### [Required work]
Pictures within the data are to be left out; everything else must be reproduced exactly.

Dataset excerpt:
◆ ◆ ◆

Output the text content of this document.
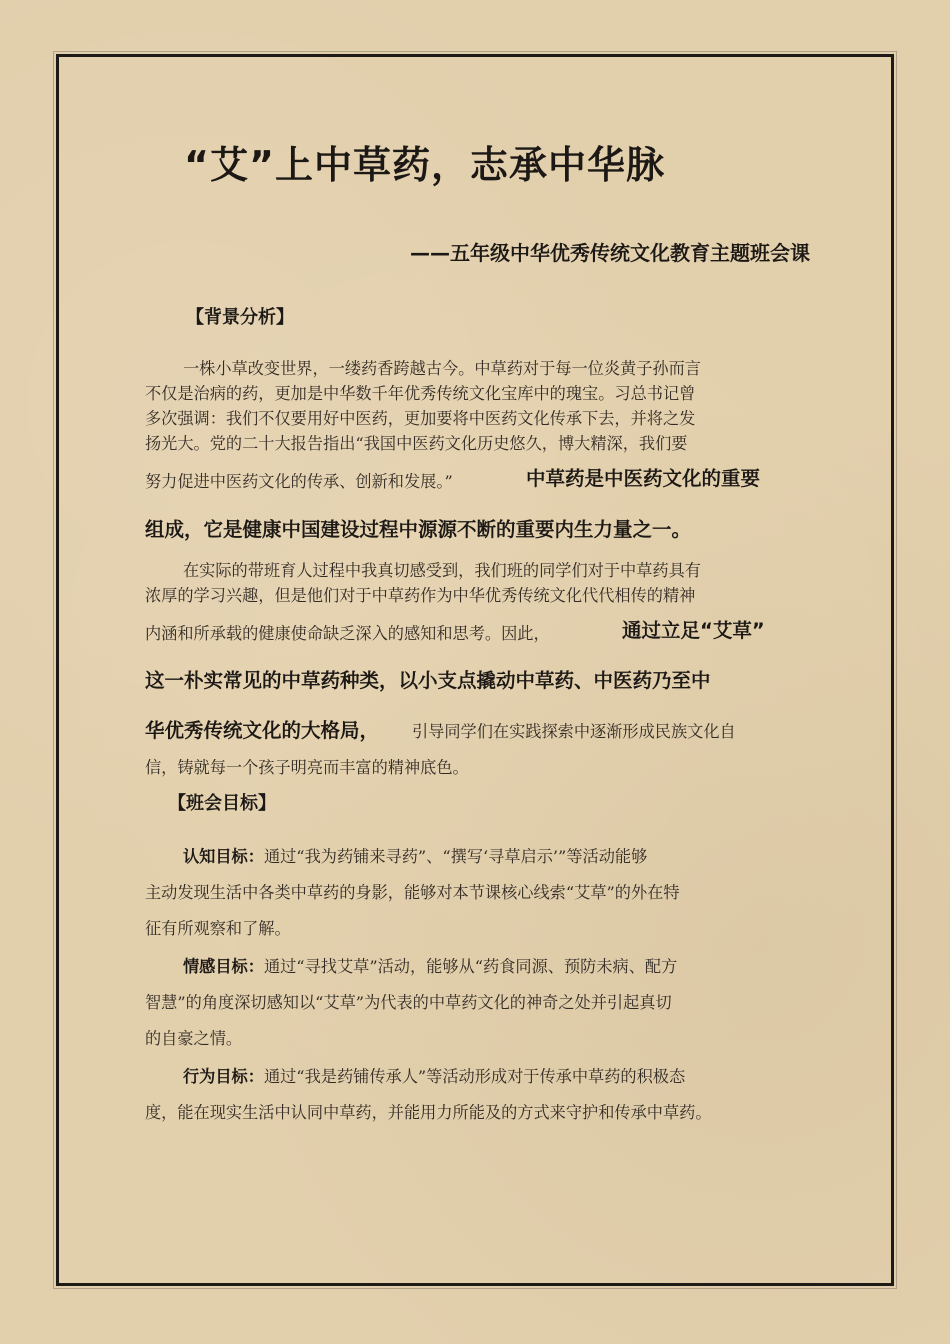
“艾”上中草药，志承中华脉
——五年级中华优秀传统文化教育主题班会课
【背景分析】
一株小草改变世界，一缕药香跨越古今。中草药对于每一位炎黄子孙而言
不仅是治病的药，更加是中华数千年优秀传统文化宝库中的瑰宝。习总书记曾
多次强调：我们不仅要用好中医药，更加要将中医药文化传承下去，并将之发
扬光大。党的二十大报告指出“我国中医药文化历史悠久，博大精深，我们要
努力促进中医药文化的传承、创新和发展。”	中草药是中医药文化的重要
组成，它是健康中国建设过程中源源不断的重要内生力量之一。
在实际的带班育人过程中我真切感受到，我们班的同学们对于中草药具有
浓厚的学习兴趣，但是他们对于中草药作为中华优秀传统文化代代相传的精神
内涵和所承载的健康使命缺乏深入的感知和思考。因此，	通过立足“艾草”
这一朴实常见的中草药种类，以小支点撬动中草药、中医药乃至中
华优秀传统文化的大格局， 引导同学们在实践探索中逐渐形成民族文化自
信，铸就每一个孩子明亮而丰富的精神底色。
【班会目标】
认知目标：通过“我为药铺来寻药”、“撰写‘寻草启示’”等活动能够
主动发现生活中各类中草药的身影，能够对本节课核心线索“艾草”的外在特
征有所观察和了解。
情感目标：通过“寻找艾草”活动，能够从“药食同源、预防未病、配方
智慧”的角度深切感知以“艾草”为代表的中草药文化的神奇之处并引起真切
的自豪之情。
行为目标：通过“我是药铺传承人”等活动形成对于传承中草药的积极态
度，能在现实生活中认同中草药，并能用力所能及的方式来守护和传承中草药。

◆ ◆ ◆

### [Solved problem]
Output the text content of this document.
“艾”上中草药，志承中华脉
——五年级中华优秀传统文化教育主题班会课
【背景分析】
一株小草改变世界，一缕药香跨越古今。中草药对于每一位炎黄子孙而言
不仅是治病的药，更加是中华数千年优秀传统文化宝库中的瑰宝。习总书记曾
多次强调：我们不仅要用好中医药，更加要将中医药文化传承下去，并将之发
扬光大。党的二十大报告指出“我国中医药文化历史悠久，博大精深，我们要
努力促进中医药文化的传承、创新和发展。”	中草药是中医药文化的重要
组成，它是健康中国建设过程中源源不断的重要内生力量之一。
在实际的带班育人过程中我真切感受到，我们班的同学们对于中草药具有
浓厚的学习兴趣，但是他们对于中草药作为中华优秀传统文化代代相传的精神
内涵和所承载的健康使命缺乏深入的感知和思考。因此，	通过立足“艾草”
这一朴实常见的中草药种类，以小支点撬动中草药、中医药乃至中
华优秀传统文化的大格局， 引导同学们在实践探索中逐渐形成民族文化自
信，铸就每一个孩子明亮而丰富的精神底色。
【班会目标】
认知目标：通过“我为药铺来寻药”、“撰写‘寻草启示’”等活动能够
主动发现生活中各类中草药的身影，能够对本节课核心线索“艾草”的外在特
征有所观察和了解。
情感目标：通过“寻找艾草”活动，能够从“药食同源、预防未病、配方
智慧”的角度深切感知以“艾草”为代表的中草药文化的神奇之处并引起真切
的自豪之情。
行为目标：通过“我是药铺传承人”等活动形成对于传承中草药的积极态
度，能在现实生活中认同中草药，并能用力所能及的方式来守护和传承中草药。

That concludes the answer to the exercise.